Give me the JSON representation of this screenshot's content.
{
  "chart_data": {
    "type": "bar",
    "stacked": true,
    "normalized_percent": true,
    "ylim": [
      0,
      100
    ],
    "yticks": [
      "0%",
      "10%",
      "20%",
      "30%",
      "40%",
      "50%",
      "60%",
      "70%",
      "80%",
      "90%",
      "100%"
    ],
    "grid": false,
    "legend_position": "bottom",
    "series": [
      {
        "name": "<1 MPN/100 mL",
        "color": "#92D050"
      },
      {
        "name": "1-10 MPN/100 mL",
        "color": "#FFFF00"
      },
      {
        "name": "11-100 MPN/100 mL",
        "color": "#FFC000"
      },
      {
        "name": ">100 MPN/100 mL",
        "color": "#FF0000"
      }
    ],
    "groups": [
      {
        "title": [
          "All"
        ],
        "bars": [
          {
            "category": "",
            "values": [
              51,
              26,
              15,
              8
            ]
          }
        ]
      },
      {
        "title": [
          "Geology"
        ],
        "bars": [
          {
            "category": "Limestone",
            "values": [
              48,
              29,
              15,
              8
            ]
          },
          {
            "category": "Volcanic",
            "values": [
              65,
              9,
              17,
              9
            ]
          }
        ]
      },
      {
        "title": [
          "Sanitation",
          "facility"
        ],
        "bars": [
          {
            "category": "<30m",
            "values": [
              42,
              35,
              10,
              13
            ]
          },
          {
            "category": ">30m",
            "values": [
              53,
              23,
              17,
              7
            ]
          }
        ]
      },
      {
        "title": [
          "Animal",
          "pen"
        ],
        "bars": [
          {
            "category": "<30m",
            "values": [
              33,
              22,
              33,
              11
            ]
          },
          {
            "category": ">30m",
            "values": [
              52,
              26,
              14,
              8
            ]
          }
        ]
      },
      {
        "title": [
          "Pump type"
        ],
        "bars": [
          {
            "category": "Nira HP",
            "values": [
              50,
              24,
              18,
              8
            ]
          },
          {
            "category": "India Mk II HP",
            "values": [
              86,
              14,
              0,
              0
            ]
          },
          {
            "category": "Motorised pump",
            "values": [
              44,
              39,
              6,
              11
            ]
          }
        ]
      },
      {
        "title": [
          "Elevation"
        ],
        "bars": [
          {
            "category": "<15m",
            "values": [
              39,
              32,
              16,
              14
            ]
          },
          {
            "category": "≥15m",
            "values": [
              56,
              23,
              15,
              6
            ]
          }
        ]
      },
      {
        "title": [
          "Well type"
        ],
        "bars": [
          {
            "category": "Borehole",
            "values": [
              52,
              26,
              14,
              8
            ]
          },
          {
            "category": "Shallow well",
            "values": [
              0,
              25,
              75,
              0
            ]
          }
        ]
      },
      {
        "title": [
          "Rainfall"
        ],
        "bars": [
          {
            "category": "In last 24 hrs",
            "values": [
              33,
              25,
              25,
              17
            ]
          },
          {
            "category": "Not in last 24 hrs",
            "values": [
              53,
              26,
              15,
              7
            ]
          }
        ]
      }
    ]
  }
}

- - - -

The problem: Find the lines containing "color" and list every one of them.

Result for this exercise:
        "color": "#92D050"
        "color": "#FFFF00"
        "color": "#FFC000"
        "color": "#FF0000"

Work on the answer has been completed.